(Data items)
[Begin]

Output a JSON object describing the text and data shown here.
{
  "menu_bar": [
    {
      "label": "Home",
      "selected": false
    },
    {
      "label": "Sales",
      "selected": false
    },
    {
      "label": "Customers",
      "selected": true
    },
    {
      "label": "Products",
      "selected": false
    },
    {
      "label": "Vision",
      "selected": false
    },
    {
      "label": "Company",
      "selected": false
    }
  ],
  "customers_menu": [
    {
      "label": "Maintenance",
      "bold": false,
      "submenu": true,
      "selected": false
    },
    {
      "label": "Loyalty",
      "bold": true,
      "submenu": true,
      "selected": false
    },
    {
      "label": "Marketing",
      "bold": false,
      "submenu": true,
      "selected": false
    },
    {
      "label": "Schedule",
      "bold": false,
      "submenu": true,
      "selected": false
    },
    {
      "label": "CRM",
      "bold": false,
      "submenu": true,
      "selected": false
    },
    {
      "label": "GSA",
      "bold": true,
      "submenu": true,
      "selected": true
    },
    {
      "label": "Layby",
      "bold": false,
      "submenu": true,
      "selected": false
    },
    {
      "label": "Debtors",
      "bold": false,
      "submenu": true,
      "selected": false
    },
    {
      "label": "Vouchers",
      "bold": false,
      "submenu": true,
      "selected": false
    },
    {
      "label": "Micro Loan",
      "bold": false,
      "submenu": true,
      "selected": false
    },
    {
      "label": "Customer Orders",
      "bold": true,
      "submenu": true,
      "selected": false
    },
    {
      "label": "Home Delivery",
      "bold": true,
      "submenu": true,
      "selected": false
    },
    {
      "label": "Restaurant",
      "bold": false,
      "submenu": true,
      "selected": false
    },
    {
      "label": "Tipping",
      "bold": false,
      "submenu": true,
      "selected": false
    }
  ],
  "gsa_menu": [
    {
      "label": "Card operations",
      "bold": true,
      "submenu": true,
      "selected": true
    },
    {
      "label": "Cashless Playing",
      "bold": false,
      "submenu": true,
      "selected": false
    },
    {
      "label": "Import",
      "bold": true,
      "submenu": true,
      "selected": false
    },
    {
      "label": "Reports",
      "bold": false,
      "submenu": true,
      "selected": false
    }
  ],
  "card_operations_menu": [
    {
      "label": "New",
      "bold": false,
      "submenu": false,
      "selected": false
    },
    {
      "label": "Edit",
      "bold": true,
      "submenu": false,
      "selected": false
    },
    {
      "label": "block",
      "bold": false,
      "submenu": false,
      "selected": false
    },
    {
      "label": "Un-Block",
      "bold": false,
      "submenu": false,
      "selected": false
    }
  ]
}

[End]

> _WHAT IS NEEDED_: Transcribe every entry verbatim.

> _EXERCISE RESULT_:
Output a JSON object describing the text and data shown here.
{
  "menu_bar": [
    {
      "label": "Home",
      "selected": false
    },
    {
      "label": "Sales",
      "selected": false
    },
    {
      "label": "Customers",
      "selected": true
    },
    {
      "label": "Products",
      "selected": false
    },
    {
      "label": "Vision",
      "selected": false
    },
    {
      "label": "Company",
      "selected": false
    }
  ],
  "customers_menu": [
    {
      "label": "Maintenance",
      "bold": false,
      "submenu": true,
      "selected": false
    },
    {
      "label": "Loyalty",
      "bold": true,
      "submenu": true,
      "selected": false
    },
    {
      "label": "Marketing",
      "bold": false,
      "submenu": true,
      "selected": false
    },
    {
      "label": "Schedule",
      "bold": false,
      "submenu": true,
      "selected": false
    },
    {
      "label": "CRM",
      "bold": false,
      "submenu": true,
      "selected": false
    },
    {
      "label": "GSA",
      "bold": true,
      "submenu": true,
      "selected": true
    },
    {
      "label": "Layby",
      "bold": false,
      "submenu": true,
      "selected": false
    },
    {
      "label": "Debtors",
      "bold": false,
      "submenu": true,
      "selected": false
    },
    {
      "label": "Vouchers",
      "bold": false,
      "submenu": true,
      "selected": false
    },
    {
      "label": "Micro Loan",
      "bold": false,
      "submenu": true,
      "selected": false
    },
    {
      "label": "Customer Orders",
      "bold": true,
      "submenu": true,
      "selected": false
    },
    {
      "label": "Home Delivery",
      "bold": true,
      "submenu": true,
      "selected": false
    },
    {
      "label": "Restaurant",
      "bold": false,
      "submenu": true,
      "selected": false
    },
    {
      "label": "Tipping",
      "bold": false,
      "submenu": true,
      "selected": false
    }
  ],
  "gsa_menu": [
    {
      "label": "Card operations",
      "bold": true,
      "submenu": true,
      "selected": true
    },
    {
      "label": "Cashless Playing",
      "bold": false,
      "submenu": true,
      "selected": false
    },
    {
      "label": "Import",
      "bold": true,
      "submenu": true,
      "selected": false
    },
    {
      "label": "Reports",
      "bold": false,
      "submenu": true,
      "selected": false
    }
  ],
  "card_operations_menu": [
    {
      "label": "New",
      "bold": false,
      "submenu": false,
      "selected": false
    },
    {
      "label": "Edit",
      "bold": true,
      "submenu": false,
      "selected": false
    },
    {
      "label": "block",
      "bold": false,
      "submenu": false,
      "selected": false
    },
    {
      "label": "Un-Block",
      "bold": false,
      "submenu": false,
      "selected": false
    }
  ]
}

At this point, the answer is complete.